[Stored data entries]
::::

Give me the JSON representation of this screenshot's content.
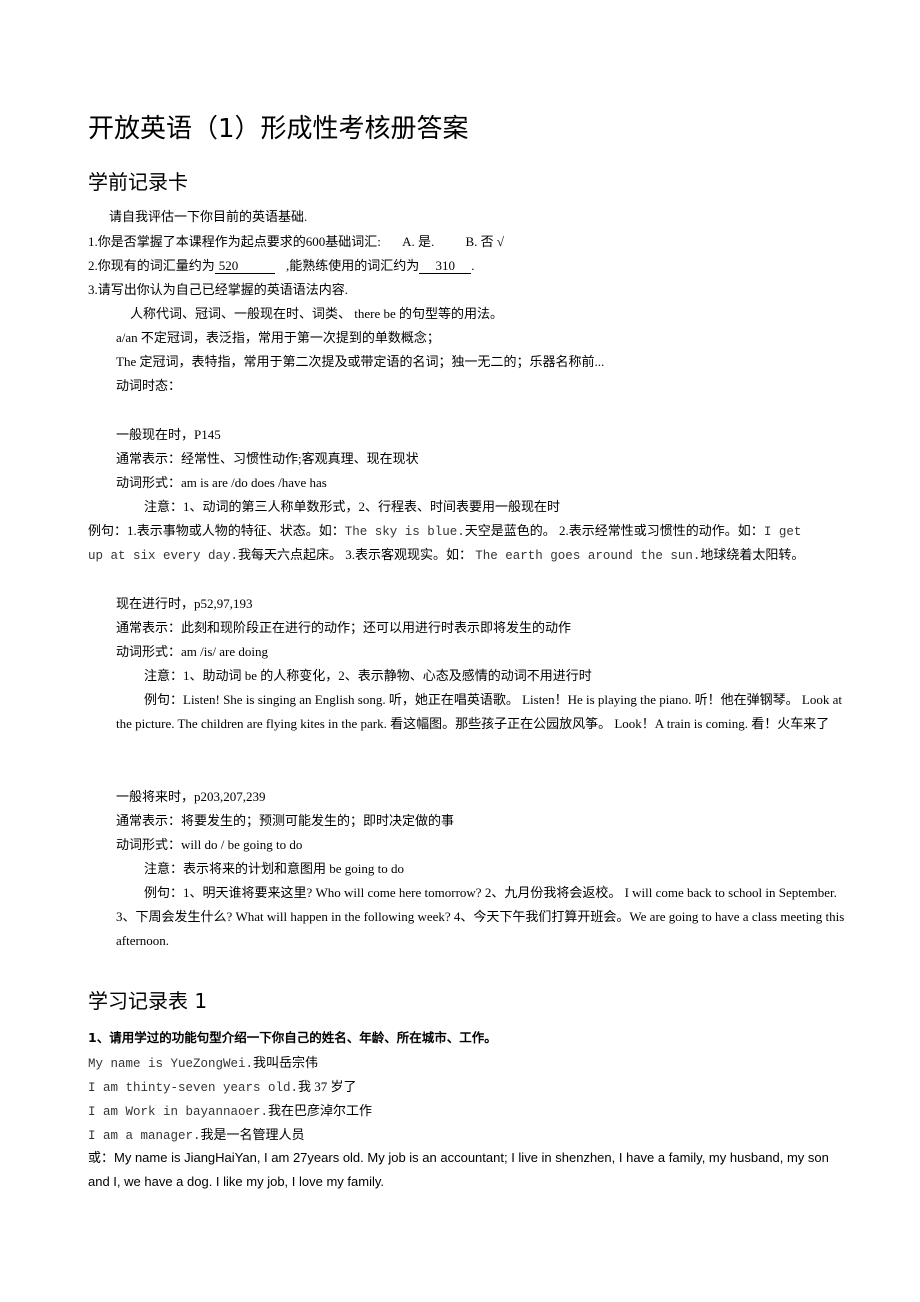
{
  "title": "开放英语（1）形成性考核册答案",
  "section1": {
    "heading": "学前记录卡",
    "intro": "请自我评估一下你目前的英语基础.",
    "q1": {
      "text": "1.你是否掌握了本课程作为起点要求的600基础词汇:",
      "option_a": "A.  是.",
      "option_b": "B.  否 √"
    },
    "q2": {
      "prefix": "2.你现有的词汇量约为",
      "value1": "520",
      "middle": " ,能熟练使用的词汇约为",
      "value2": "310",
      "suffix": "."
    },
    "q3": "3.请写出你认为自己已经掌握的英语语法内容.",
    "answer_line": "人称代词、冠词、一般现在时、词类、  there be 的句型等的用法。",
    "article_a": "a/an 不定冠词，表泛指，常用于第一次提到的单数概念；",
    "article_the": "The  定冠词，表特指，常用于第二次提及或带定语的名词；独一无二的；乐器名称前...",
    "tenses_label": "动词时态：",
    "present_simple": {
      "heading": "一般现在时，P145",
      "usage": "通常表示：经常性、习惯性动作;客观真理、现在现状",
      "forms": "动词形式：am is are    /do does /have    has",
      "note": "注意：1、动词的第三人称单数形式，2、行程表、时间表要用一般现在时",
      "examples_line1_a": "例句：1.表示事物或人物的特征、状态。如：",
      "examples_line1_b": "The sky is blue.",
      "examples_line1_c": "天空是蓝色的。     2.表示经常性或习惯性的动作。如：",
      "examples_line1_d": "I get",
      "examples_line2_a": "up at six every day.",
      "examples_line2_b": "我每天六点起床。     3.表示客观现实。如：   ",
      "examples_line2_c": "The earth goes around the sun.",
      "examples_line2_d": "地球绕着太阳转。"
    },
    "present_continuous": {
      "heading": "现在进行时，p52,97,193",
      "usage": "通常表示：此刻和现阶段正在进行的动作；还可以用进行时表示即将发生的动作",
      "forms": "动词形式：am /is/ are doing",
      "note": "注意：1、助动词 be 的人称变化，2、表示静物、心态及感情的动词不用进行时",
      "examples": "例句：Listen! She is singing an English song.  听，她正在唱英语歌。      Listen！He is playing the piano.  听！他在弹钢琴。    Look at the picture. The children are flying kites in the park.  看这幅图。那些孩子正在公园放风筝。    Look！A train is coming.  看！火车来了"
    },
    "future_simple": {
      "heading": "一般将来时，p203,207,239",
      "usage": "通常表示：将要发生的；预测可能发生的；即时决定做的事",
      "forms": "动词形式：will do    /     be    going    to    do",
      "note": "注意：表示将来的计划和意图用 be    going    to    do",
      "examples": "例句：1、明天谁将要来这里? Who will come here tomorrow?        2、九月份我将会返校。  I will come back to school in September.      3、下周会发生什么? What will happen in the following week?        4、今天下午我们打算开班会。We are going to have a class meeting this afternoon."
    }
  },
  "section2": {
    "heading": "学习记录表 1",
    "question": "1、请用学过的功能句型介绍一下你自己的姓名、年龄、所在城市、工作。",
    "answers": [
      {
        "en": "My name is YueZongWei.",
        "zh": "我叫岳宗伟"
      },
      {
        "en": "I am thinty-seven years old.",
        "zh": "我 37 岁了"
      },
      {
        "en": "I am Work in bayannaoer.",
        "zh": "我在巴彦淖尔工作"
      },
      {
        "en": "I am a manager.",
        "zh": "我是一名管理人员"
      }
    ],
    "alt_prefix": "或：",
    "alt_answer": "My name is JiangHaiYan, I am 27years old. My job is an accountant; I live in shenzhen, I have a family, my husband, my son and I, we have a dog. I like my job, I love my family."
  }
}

::::

## AIM
From the listing above, find the number of lines with the word "have" in them. Answer with the number only.

## WRITTEN SOLUTION
3